§ What you should do:
Go through the data below. List every line that holds the word "title".

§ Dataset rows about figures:
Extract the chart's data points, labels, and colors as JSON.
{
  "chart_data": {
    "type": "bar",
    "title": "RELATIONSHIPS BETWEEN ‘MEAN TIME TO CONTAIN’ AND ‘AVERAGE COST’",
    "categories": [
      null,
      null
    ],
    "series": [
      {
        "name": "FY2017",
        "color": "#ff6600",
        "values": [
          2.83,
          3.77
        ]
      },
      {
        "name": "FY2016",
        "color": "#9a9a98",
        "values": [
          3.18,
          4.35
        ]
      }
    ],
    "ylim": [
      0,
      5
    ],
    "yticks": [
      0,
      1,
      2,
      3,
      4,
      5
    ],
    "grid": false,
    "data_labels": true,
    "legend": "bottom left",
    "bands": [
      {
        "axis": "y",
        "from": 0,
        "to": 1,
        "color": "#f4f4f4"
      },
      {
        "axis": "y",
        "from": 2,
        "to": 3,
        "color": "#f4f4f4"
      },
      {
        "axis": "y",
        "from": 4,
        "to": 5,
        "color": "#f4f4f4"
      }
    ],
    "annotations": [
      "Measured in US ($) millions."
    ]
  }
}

* * *

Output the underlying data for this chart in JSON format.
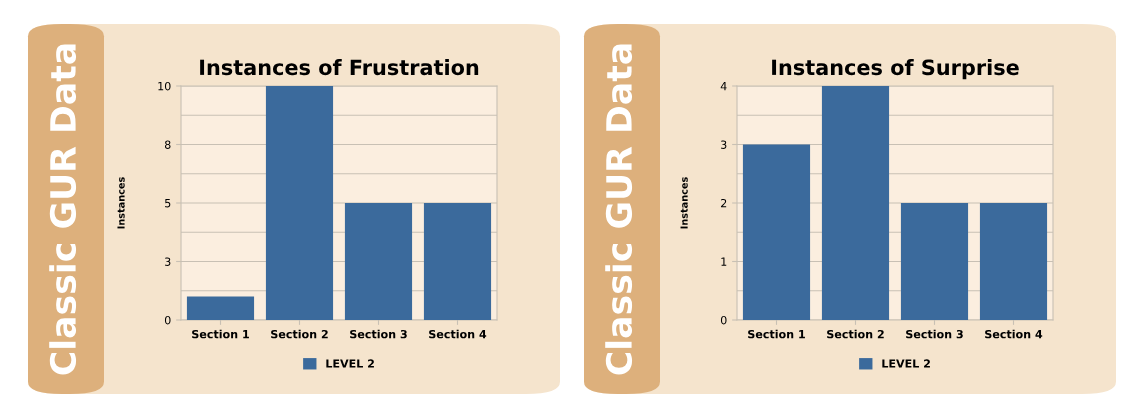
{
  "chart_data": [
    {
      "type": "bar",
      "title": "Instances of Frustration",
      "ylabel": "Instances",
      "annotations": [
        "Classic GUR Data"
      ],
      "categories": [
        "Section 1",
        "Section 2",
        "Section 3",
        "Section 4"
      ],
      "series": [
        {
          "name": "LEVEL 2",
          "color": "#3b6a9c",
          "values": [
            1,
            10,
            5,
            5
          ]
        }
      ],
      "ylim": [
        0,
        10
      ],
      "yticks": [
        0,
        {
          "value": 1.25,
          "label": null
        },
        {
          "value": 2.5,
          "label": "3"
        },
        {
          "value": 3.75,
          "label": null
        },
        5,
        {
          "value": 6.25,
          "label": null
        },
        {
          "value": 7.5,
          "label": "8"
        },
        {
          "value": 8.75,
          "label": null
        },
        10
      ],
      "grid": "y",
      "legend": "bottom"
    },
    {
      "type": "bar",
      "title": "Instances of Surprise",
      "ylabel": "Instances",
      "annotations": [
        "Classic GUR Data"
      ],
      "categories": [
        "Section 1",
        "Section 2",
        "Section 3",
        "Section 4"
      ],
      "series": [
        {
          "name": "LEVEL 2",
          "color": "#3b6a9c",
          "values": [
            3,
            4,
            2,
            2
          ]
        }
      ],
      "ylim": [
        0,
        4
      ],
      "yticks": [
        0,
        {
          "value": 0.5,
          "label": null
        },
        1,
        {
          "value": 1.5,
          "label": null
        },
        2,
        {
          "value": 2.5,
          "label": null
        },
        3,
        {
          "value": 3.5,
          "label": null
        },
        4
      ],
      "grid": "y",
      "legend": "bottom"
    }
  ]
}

§ Exercise output:
    "title": "RELATIONSHIPS BETWEEN ‘MEAN TIME TO CONTAIN’ AND ‘AVERAGE COST’",
      "title": "Instances of Frustration",
      "title": "Instances of Surprise",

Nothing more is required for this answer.